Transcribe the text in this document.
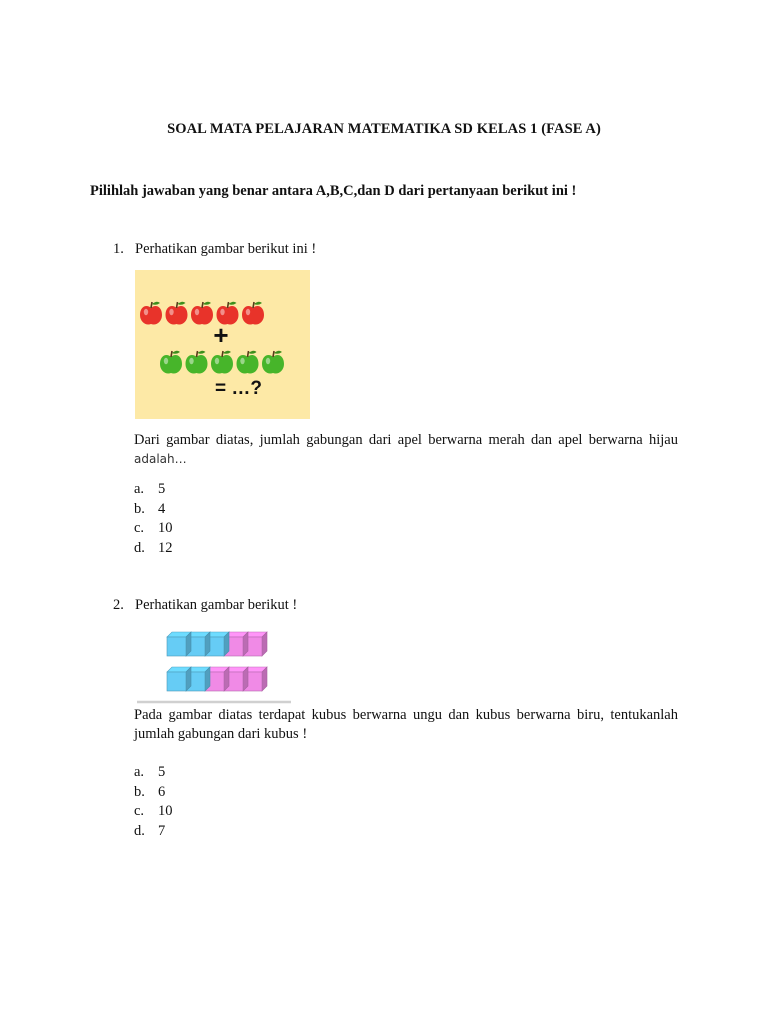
SOAL MATA PELAJARAN MATEMATIKA SD KELAS 1 (FASE A)
Pilihlah jawaban yang benar antara A,B,C,dan D dari pertanyaan berikut ini !
1. Perhatikan gambar berikut ini !
+
= …?
Dari gambar diatas, jumlah gabungan dari apel berwarna merah dan apel berwarna hijau adalah…
a. 5
b. 4
c. 10
d. 12
2. Perhatikan gambar berikut !
Pada gambar diatas terdapat kubus berwarna ungu dan kubus berwarna biru, tentukanlah jumlah gabungan dari kubus !
a. 5
b. 6
c. 10
d. 7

> What is required: Quote the data exactly, leaving every image out of the copy.

> Solution for this problem:
Transcribe the text in this document.
SOAL MATA PELAJARAN MATEMATIKA SD KELAS 1 (FASE A)
Pilihlah jawaban yang benar antara A,B,C,dan D dari pertanyaan berikut ini !
1. Perhatikan gambar berikut ini !
+
= …?
Dari gambar diatas, jumlah gabungan dari apel berwarna merah dan apel berwarna hijau adalah…
a. 5
b. 4
c. 10
d. 12
2. Perhatikan gambar berikut !
Pada gambar diatas terdapat kubus berwarna ungu dan kubus berwarna biru, tentukanlah jumlah gabungan dari kubus !
a. 5
b. 6
c. 10
d. 7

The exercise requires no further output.